### EXERCISE INSTRUCTIONS
Check each line of the listing below for the string "this", and give only how many lines hold it.

Entries with figure data
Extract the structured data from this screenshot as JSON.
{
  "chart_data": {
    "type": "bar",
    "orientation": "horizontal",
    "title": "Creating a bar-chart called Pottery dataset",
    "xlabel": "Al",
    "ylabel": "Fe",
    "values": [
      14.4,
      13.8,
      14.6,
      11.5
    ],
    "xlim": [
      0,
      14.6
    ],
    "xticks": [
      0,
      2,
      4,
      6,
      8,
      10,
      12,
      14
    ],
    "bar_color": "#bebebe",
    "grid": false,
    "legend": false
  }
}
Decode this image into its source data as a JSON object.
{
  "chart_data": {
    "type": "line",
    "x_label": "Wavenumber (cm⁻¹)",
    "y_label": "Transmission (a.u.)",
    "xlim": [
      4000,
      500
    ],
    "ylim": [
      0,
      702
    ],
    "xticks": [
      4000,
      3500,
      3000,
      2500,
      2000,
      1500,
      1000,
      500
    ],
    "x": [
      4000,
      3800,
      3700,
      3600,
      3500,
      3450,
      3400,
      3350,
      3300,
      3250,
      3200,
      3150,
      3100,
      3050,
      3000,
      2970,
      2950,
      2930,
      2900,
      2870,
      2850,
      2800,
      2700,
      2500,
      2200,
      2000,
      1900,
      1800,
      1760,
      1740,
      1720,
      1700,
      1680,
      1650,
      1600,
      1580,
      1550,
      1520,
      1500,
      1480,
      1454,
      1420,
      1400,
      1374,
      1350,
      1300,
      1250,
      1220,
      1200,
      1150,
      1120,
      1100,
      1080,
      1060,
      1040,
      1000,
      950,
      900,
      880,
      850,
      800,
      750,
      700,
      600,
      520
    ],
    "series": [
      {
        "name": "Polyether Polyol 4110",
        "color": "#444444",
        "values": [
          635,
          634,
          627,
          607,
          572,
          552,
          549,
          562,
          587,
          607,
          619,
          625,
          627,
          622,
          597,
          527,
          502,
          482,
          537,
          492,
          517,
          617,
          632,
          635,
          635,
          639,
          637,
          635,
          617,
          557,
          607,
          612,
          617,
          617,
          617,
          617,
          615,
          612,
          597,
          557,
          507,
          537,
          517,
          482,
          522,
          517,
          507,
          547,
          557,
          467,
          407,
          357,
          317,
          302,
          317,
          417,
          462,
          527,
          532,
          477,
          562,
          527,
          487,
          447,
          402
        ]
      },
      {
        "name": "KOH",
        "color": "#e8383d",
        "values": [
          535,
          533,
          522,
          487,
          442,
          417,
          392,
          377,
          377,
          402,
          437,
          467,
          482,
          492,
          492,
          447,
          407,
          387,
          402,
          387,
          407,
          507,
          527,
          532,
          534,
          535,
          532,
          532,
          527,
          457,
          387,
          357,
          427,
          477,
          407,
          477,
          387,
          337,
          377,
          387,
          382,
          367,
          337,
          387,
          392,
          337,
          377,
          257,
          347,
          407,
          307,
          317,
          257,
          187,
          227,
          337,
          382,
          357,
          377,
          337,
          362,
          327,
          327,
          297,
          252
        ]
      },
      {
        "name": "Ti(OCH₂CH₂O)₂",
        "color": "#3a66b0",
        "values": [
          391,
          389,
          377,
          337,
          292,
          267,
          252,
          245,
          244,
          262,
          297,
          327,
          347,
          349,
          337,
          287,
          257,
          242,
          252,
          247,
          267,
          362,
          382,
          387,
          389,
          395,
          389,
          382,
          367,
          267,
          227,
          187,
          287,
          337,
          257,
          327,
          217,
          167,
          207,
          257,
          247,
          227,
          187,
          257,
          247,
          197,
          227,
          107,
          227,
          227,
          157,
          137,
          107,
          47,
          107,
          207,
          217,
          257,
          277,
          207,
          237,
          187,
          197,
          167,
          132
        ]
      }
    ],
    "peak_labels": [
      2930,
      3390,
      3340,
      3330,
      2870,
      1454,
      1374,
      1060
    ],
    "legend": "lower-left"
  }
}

### PROBLEM SOLUTION
2